start Given data
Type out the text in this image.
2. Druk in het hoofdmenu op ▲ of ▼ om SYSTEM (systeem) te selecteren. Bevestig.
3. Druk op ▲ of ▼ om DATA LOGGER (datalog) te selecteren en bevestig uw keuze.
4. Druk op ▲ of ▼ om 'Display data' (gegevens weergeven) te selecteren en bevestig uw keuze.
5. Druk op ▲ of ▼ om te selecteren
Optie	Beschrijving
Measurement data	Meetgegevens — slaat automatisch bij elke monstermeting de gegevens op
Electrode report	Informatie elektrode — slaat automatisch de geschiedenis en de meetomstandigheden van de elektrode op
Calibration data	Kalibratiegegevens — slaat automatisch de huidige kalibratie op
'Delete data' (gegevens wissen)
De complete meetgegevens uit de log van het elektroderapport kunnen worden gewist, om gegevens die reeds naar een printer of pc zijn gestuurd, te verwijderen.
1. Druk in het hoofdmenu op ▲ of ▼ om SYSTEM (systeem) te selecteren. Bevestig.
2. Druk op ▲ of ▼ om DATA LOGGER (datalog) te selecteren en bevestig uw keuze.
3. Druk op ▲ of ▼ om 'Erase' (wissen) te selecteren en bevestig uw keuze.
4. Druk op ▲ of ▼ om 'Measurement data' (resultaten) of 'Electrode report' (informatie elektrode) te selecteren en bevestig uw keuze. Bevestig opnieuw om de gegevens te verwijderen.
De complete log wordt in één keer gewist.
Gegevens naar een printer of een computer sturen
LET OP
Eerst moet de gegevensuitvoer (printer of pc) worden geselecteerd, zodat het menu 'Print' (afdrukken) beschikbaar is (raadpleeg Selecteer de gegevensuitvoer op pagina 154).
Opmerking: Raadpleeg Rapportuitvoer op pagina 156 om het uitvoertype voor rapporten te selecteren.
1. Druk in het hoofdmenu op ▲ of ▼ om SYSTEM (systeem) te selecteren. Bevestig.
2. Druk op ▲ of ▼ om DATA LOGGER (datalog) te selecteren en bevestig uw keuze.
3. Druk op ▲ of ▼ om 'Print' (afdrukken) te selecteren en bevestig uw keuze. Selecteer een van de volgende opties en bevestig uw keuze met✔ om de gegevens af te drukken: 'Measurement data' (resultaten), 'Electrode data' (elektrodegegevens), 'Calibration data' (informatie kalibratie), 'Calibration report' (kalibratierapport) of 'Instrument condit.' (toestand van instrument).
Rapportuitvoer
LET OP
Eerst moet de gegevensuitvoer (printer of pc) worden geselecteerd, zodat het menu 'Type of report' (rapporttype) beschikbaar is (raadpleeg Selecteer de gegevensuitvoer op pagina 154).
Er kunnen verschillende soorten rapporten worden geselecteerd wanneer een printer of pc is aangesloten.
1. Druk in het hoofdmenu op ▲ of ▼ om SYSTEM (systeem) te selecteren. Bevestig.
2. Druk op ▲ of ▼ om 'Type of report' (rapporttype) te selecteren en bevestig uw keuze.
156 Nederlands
end Given data
Written instruction:
Make an exact copy of every line in the data.

Exercise answer:
Type out the text in this image.
2. Druk in het hoofdmenu op ▲ of ▼ om SYSTEM (systeem) te selecteren. Bevestig.
3. Druk op ▲ of ▼ om DATA LOGGER (datalog) te selecteren en bevestig uw keuze.
4. Druk op ▲ of ▼ om 'Display data' (gegevens weergeven) te selecteren en bevestig uw keuze.
5. Druk op ▲ of ▼ om te selecteren
Optie	Beschrijving
Measurement data	Meetgegevens — slaat automatisch bij elke monstermeting de gegevens op
Electrode report	Informatie elektrode — slaat automatisch de geschiedenis en de meetomstandigheden van de elektrode op
Calibration data	Kalibratiegegevens — slaat automatisch de huidige kalibratie op
'Delete data' (gegevens wissen)
De complete meetgegevens uit de log van het elektroderapport kunnen worden gewist, om gegevens die reeds naar een printer of pc zijn gestuurd, te verwijderen.
1. Druk in het hoofdmenu op ▲ of ▼ om SYSTEM (systeem) te selecteren. Bevestig.
2. Druk op ▲ of ▼ om DATA LOGGER (datalog) te selecteren en bevestig uw keuze.
3. Druk op ▲ of ▼ om 'Erase' (wissen) te selecteren en bevestig uw keuze.
4. Druk op ▲ of ▼ om 'Measurement data' (resultaten) of 'Electrode report' (informatie elektrode) te selecteren en bevestig uw keuze. Bevestig opnieuw om de gegevens te verwijderen.
De complete log wordt in één keer gewist.
Gegevens naar een printer of een computer sturen
LET OP
Eerst moet de gegevensuitvoer (printer of pc) worden geselecteerd, zodat het menu 'Print' (afdrukken) beschikbaar is (raadpleeg Selecteer de gegevensuitvoer op pagina 154).
Opmerking: Raadpleeg Rapportuitvoer op pagina 156 om het uitvoertype voor rapporten te selecteren.
1. Druk in het hoofdmenu op ▲ of ▼ om SYSTEM (systeem) te selecteren. Bevestig.
2. Druk op ▲ of ▼ om DATA LOGGER (datalog) te selecteren en bevestig uw keuze.
3. Druk op ▲ of ▼ om 'Print' (afdrukken) te selecteren en bevestig uw keuze. Selecteer een van de volgende opties en bevestig uw keuze met✔ om de gegevens af te drukken: 'Measurement data' (resultaten), 'Electrode data' (elektrodegegevens), 'Calibration data' (informatie kalibratie), 'Calibration report' (kalibratierapport) of 'Instrument condit.' (toestand van instrument).
Rapportuitvoer
LET OP
Eerst moet de gegevensuitvoer (printer of pc) worden geselecteerd, zodat het menu 'Type of report' (rapporttype) beschikbaar is (raadpleeg Selecteer de gegevensuitvoer op pagina 154).
Er kunnen verschillende soorten rapporten worden geselecteerd wanneer een printer of pc is aangesloten.
1. Druk in het hoofdmenu op ▲ of ▼ om SYSTEM (systeem) te selecteren. Bevestig.
2. Druk op ▲ of ▼ om 'Type of report' (rapporttype) te selecteren en bevestig uw keuze.
156 Nederlands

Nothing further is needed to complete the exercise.